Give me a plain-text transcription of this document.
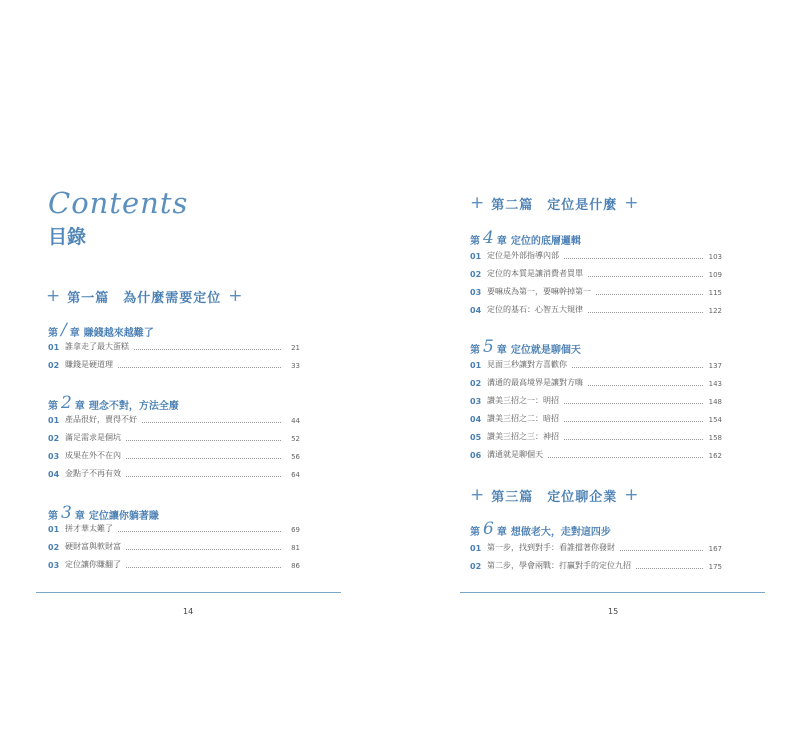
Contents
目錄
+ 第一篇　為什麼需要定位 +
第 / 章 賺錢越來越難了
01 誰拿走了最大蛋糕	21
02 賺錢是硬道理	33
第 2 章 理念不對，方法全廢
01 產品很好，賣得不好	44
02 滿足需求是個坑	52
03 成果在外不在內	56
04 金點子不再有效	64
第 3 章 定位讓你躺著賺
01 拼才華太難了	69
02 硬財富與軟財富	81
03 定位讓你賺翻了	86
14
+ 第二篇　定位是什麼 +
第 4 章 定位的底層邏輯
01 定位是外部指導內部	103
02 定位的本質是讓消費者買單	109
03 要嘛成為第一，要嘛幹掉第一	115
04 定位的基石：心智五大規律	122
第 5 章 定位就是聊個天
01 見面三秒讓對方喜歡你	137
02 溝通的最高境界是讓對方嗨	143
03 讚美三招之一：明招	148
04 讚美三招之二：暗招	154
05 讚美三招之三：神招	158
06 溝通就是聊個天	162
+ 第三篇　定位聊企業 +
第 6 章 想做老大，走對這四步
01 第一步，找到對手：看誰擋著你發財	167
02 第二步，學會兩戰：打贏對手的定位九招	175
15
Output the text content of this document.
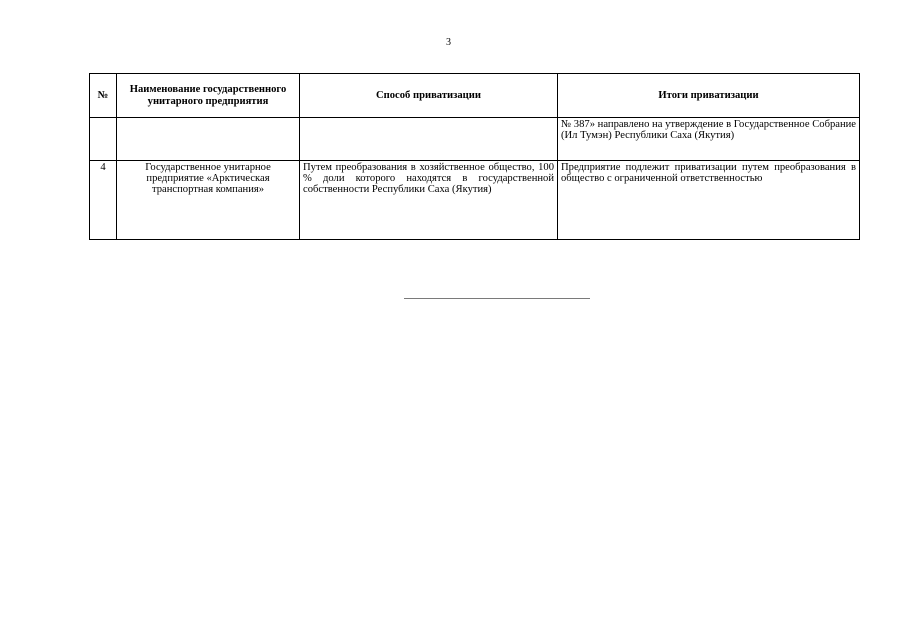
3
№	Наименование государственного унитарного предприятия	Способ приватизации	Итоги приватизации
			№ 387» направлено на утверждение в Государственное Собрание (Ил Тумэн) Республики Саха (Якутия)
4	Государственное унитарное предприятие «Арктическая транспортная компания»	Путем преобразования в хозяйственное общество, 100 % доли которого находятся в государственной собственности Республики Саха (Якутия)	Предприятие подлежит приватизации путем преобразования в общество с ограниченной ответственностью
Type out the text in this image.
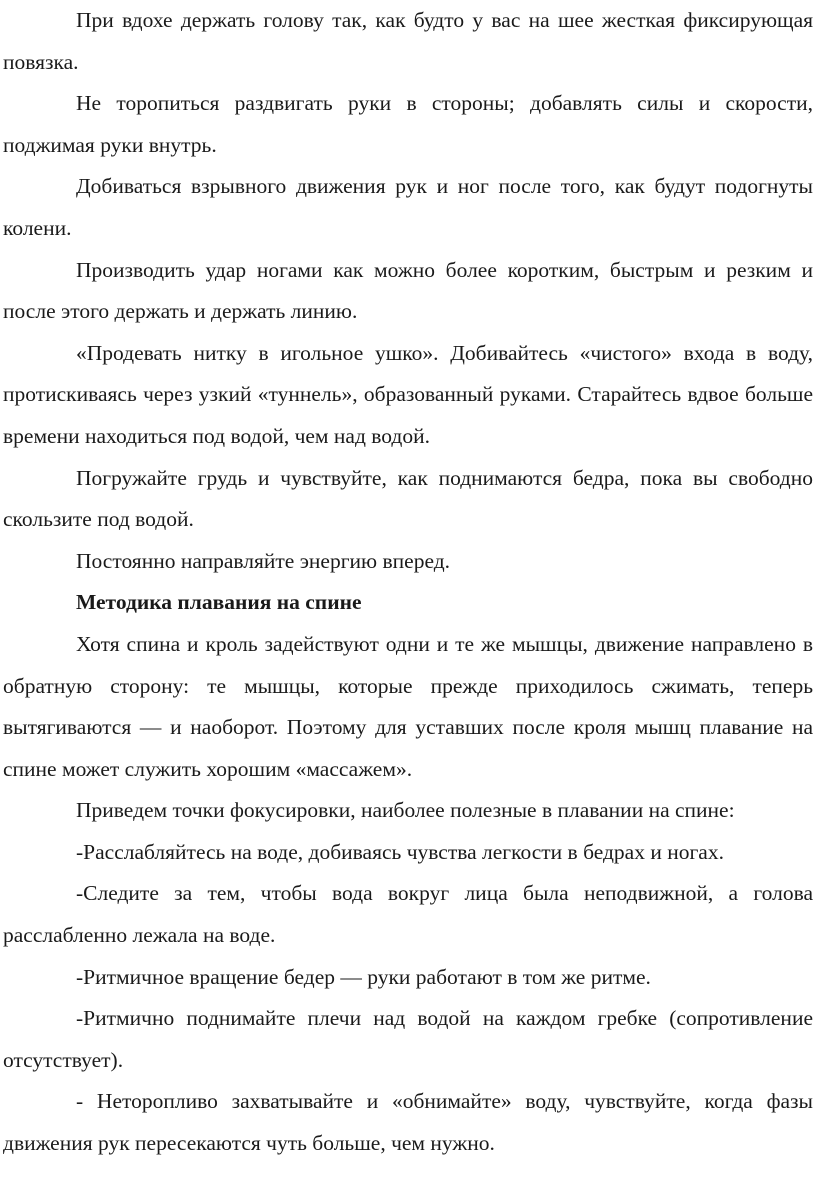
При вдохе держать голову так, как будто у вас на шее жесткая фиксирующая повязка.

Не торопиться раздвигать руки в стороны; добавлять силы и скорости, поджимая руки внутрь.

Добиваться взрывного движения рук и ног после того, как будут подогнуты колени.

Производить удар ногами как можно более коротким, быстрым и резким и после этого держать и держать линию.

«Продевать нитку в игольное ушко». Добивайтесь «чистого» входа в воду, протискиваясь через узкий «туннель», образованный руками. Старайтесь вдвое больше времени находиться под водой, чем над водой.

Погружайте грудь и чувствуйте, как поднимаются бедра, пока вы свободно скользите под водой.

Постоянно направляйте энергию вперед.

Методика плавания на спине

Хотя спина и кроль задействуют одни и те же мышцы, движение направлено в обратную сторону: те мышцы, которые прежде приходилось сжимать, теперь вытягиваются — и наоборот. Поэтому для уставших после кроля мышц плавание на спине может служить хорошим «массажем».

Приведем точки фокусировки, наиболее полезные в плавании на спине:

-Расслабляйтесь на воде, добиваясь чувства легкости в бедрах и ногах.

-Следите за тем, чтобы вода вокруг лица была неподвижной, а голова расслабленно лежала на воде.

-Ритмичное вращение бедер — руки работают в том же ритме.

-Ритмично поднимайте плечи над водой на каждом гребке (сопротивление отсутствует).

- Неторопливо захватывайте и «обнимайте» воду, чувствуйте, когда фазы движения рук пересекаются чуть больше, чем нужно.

---

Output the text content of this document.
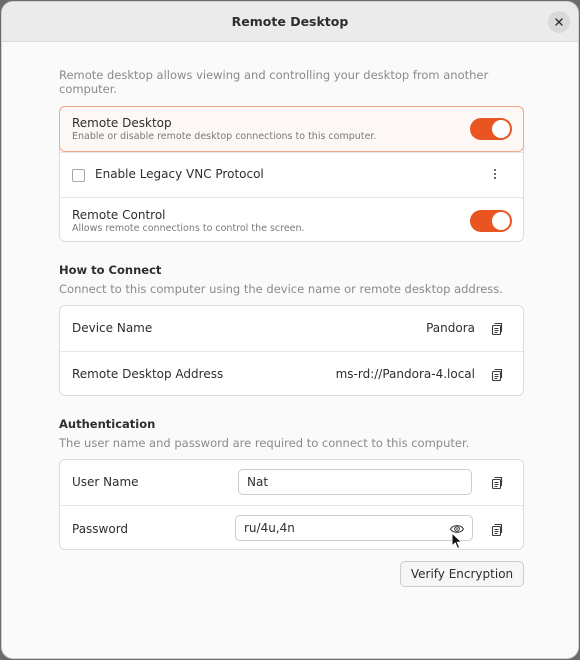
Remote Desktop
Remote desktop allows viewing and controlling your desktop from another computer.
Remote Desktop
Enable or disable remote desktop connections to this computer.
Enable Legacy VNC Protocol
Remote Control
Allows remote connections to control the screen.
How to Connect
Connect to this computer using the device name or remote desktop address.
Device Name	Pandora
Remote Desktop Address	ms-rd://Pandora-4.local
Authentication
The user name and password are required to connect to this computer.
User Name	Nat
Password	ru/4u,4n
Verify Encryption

---

Task details
Of the lines in the data, how many hold the string "Enable"? State the number, nothing else.

Solution to this problem
2